**Listing:**
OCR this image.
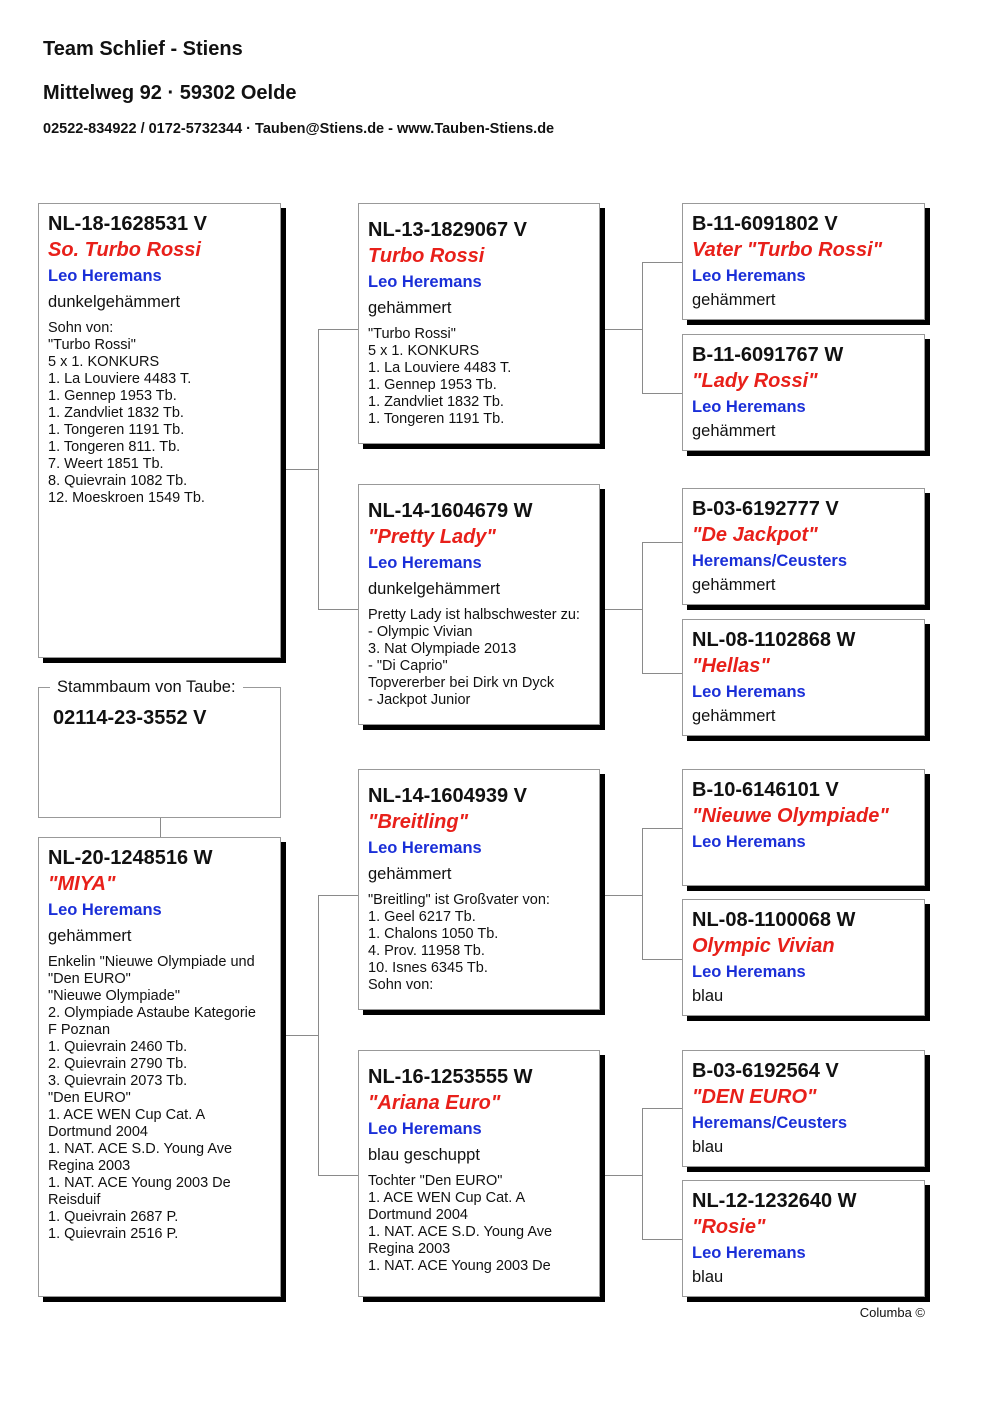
Team Schlief - Stiens
Mittelweg 92 · 59302 Oelde
02522-834922 / 0172-5732344 · Tauben@Stiens.de - www.Tauben-Stiens.de
NL-18-1628531 V
So. Turbo Rossi
Leo Heremans
dunkelgehämmert
Sohn von:
"Turbo Rossi"
5 x 1. KONKURS
1. La Louviere 4483 T.
1. Gennep 1953 Tb.
1. Zandvliet 1832 Tb.
1. Tongeren 1191 Tb.
1. Tongeren 811. Tb.
7. Weert 1851 Tb.
8. Quievrain 1082 Tb.
12. Moeskroen 1549 Tb.
Stammbaum von Taube:
02114-23-3552 V
NL-20-1248516 W
"MIYA"
Leo Heremans
gehämmert
Enkelin "Nieuwe Olympiade und
"Den EURO"
"Nieuwe Olympiade"
2. Olympiade Astaube Kategorie
F Poznan
1. Quievrain 2460 Tb.
2. Quievrain 2790 Tb.
3. Quievrain 2073 Tb.
"Den EURO"
1. ACE WEN Cup Cat. A
Dortmund 2004
1. NAT. ACE S.D. Young Ave
Regina 2003
1. NAT. ACE Young 2003 De
Reisduif
1. Queivrain 2687 P.
1. Quievrain 2516 P.
NL-13-1829067 V
Turbo Rossi
Leo Heremans
gehämmert
"Turbo Rossi"
5 x 1. KONKURS
1. La Louviere 4483 T.
1. Gennep 1953 Tb.
1. Zandvliet 1832 Tb.
1. Tongeren 1191 Tb.
NL-14-1604679 W
"Pretty Lady"
Leo Heremans
dunkelgehämmert
Pretty Lady ist halbschwester zu:
- Olympic Vivian
3. Nat Olympiade 2013
- "Di Caprio"
Topvererber bei Dirk vn Dyck
- Jackpot Junior
NL-14-1604939 V
"Breitling"
Leo Heremans
gehämmert
"Breitling" ist Großvater von:
1. Geel 6217 Tb.
1. Chalons 1050 Tb.
4. Prov. 11958 Tb.
10. Isnes 6345 Tb.
Sohn von:
NL-16-1253555 W
"Ariana Euro"
Leo Heremans
blau geschuppt
Tochter "Den EURO"
1. ACE WEN Cup Cat. A
Dortmund 2004
1. NAT. ACE S.D. Young Ave
Regina 2003
1. NAT. ACE Young 2003 De
B-11-6091802 V
Vater "Turbo Rossi"
Leo Heremans
gehämmert
B-11-6091767 W
"Lady Rossi"
Leo Heremans
gehämmert
B-03-6192777 V
"De Jackpot"
Heremans/Ceusters
gehämmert
NL-08-1102868 W
"Hellas"
Leo Heremans
gehämmert
B-10-6146101 V
"Nieuwe Olympiade"
Leo Heremans
NL-08-1100068 W
Olympic Vivian
Leo Heremans
blau
B-03-6192564 V
"DEN EURO"
Heremans/Ceusters
blau
NL-12-1232640 W
"Rosie"
Leo Heremans
blau
Columba ©
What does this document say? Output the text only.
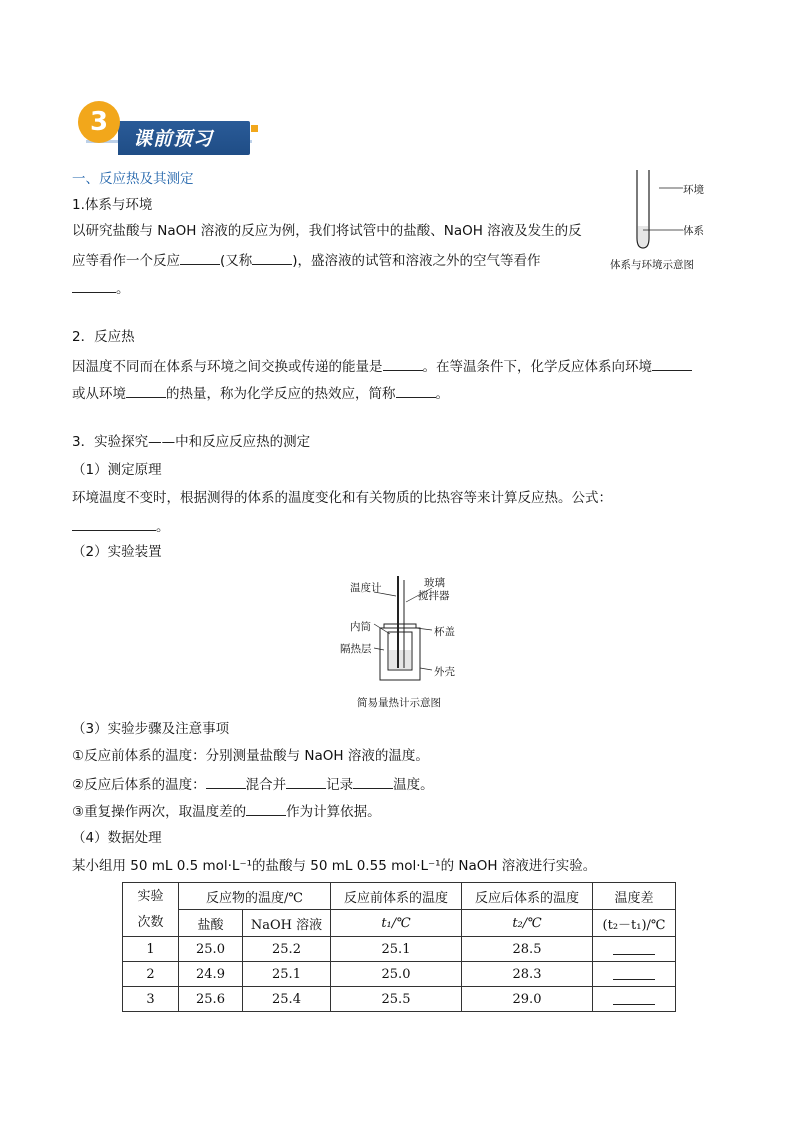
课前预习
3
一、反应热及其测定
1.体系与环境
以研究盐酸与 NaOH 溶液的反应为例，我们将试管中的盐酸、NaOH 溶液及发生的反
应等看作一个反应	(又称	)，盛溶液的试管和溶液之外的空气等看作
。
环境
体系
体系与环境示意图
2．反应热
因温度不同而在体系与环境之间交换或传递的能量是	。在等温条件下，化学反应体系向环境
或从环境	的热量，称为化学反应的热效应，简称	。
3．实验探究——中和反应反应热的测定
（1）测定原理
环境温度不变时，根据测得的体系的温度变化和有关物质的比热容等来计算反应热。公式：
。
（2）实验装置
温度计	玻璃
搅拌器
内筒	杯盖
隔热层
外壳
简易量热计示意图
（3）实验步骤及注意事项
①反应前体系的温度：分别测量盐酸与 NaOH 溶液的温度。
②反应后体系的温度：	混合并	记录	温度。
③重复操作两次，取温度差的	作为计算依据。
（4）数据处理
某小组用 50 mL 0.5 mol·L⁻¹的盐酸与 50 mL 0.55 mol·L⁻¹的 NaOH 溶液进行实验。
实验
次数	反应物的温度/℃		反应前体系的温度	反应后体系的温度	温度差
	盐酸	NaOH 溶液	t₁/℃	t₂/℃	(t₂－t₁)/℃
1	25.0	25.2	25.1	28.5	
2	24.9	25.1	25.0	28.3	
3	25.6	25.4	25.5	29.0	
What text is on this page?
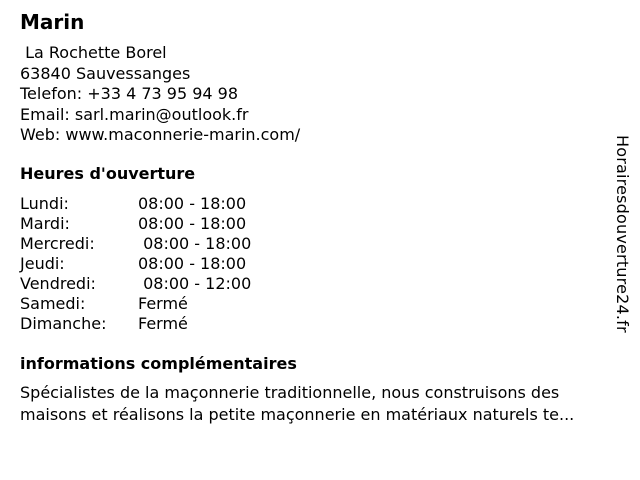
Marin
La Rochette Borel
63840 Sauvessanges
Telefon: +33 4 73 95 94 98
Email: sarl.marin@outlook.fr
Web: www.maconnerie-marin.com/
Heures d'ouverture
Lundi:	08:00 - 18:00
Mardi:	08:00 - 18:00
Mercredi:	08:00 - 18:00
Jeudi:	08:00 - 18:00
Vendredi:	08:00 - 12:00
Samedi:	Fermé
Dimanche:	Fermé
informations complémentaires

Spécialistes de la maçonnerie traditionnelle, nous construisons des maisons et réalisons la petite maçonnerie en matériaux naturels te...

Horairesdouverture24.fr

**Stated exercise:** Without the pictures, print the whole listing exactly as given.

**Exercise result:**
OCR this image.
Team Schlief - Stiens
Mittelweg 92 · 59302 Oelde
02522-834922 / 0172-5732344 · Tauben@Stiens.de - www.Tauben-Stiens.de
NL-18-1628531 V
So. Turbo Rossi
Leo Heremans
dunkelgehämmert
Sohn von:
"Turbo Rossi"
5 x 1. KONKURS
1. La Louviere 4483 T.
1. Gennep 1953 Tb.
1. Zandvliet 1832 Tb.
1. Tongeren 1191 Tb.
1. Tongeren 811. Tb.
7. Weert 1851 Tb.
8. Quievrain 1082 Tb.
12. Moeskroen 1549 Tb.
Stammbaum von Taube:
02114-23-3552 V
NL-20-1248516 W
"MIYA"
Leo Heremans
gehämmert
Enkelin "Nieuwe Olympiade und
"Den EURO"
"Nieuwe Olympiade"
2. Olympiade Astaube Kategorie
F Poznan
1. Quievrain 2460 Tb.
2. Quievrain 2790 Tb.
3. Quievrain 2073 Tb.
"Den EURO"
1. ACE WEN Cup Cat. A
Dortmund 2004
1. NAT. ACE S.D. Young Ave
Regina 2003
1. NAT. ACE Young 2003 De
Reisduif
1. Queivrain 2687 P.
1. Quievrain 2516 P.
NL-13-1829067 V
Turbo Rossi
Leo Heremans
gehämmert
"Turbo Rossi"
5 x 1. KONKURS
1. La Louviere 4483 T.
1. Gennep 1953 Tb.
1. Zandvliet 1832 Tb.
1. Tongeren 1191 Tb.
NL-14-1604679 W
"Pretty Lady"
Leo Heremans
dunkelgehämmert
Pretty Lady ist halbschwester zu:
- Olympic Vivian
3. Nat Olympiade 2013
- "Di Caprio"
Topvererber bei Dirk vn Dyck
- Jackpot Junior
NL-14-1604939 V
"Breitling"
Leo Heremans
gehämmert
"Breitling" ist Großvater von:
1. Geel 6217 Tb.
1. Chalons 1050 Tb.
4. Prov. 11958 Tb.
10. Isnes 6345 Tb.
Sohn von:
NL-16-1253555 W
"Ariana Euro"
Leo Heremans
blau geschuppt
Tochter "Den EURO"
1. ACE WEN Cup Cat. A
Dortmund 2004
1. NAT. ACE S.D. Young Ave
Regina 2003
1. NAT. ACE Young 2003 De
B-11-6091802 V
Vater "Turbo Rossi"
Leo Heremans
gehämmert
B-11-6091767 W
"Lady Rossi"
Leo Heremans
gehämmert
B-03-6192777 V
"De Jackpot"
Heremans/Ceusters
gehämmert
NL-08-1102868 W
"Hellas"
Leo Heremans
gehämmert
B-10-6146101 V
"Nieuwe Olympiade"
Leo Heremans
NL-08-1100068 W
Olympic Vivian
Leo Heremans
blau
B-03-6192564 V
"DEN EURO"
Heremans/Ceusters
blau
NL-12-1232640 W
"Rosie"
Leo Heremans
blau
Columba ©
What does this document say? Output the text only.
课前预习
3
一、反应热及其测定
1.体系与环境
以研究盐酸与 NaOH 溶液的反应为例，我们将试管中的盐酸、NaOH 溶液及发生的反
应等看作一个反应	(又称	)，盛溶液的试管和溶液之外的空气等看作
。
环境
体系
体系与环境示意图
2．反应热
因温度不同而在体系与环境之间交换或传递的能量是	。在等温条件下，化学反应体系向环境
或从环境	的热量，称为化学反应的热效应，简称	。
3．实验探究——中和反应反应热的测定
（1）测定原理
环境温度不变时，根据测得的体系的温度变化和有关物质的比热容等来计算反应热。公式：
。
（2）实验装置
温度计	玻璃
搅拌器
内筒	杯盖
隔热层
外壳
简易量热计示意图
（3）实验步骤及注意事项
①反应前体系的温度：分别测量盐酸与 NaOH 溶液的温度。
②反应后体系的温度：	混合并	记录	温度。
③重复操作两次，取温度差的	作为计算依据。
（4）数据处理
某小组用 50 mL 0.5 mol·L⁻¹的盐酸与 50 mL 0.55 mol·L⁻¹的 NaOH 溶液进行实验。
实验
次数	反应物的温度/℃		反应前体系的温度	反应后体系的温度	温度差
	盐酸	NaOH 溶液	t₁/℃	t₂/℃	(t₂－t₁)/℃
1	25.0	25.2	25.1	28.5	
2	24.9	25.1	25.0	28.3	
3	25.6	25.4	25.5	29.0	
What text is on this page?
Marin
La Rochette Borel
63840 Sauvessanges
Telefon: +33 4 73 95 94 98
Email: sarl.marin@outlook.fr
Web: www.maconnerie-marin.com/
Heures d'ouverture
Lundi:	08:00 - 18:00
Mardi:	08:00 - 18:00
Mercredi:	08:00 - 18:00
Jeudi:	08:00 - 18:00
Vendredi:	08:00 - 12:00
Samedi:	Fermé
Dimanche:	Fermé
informations complémentaires

Spécialistes de la maçonnerie traditionnelle, nous construisons des maisons et réalisons la petite maçonnerie en matériaux naturels te...

Horairesdouverture24.fr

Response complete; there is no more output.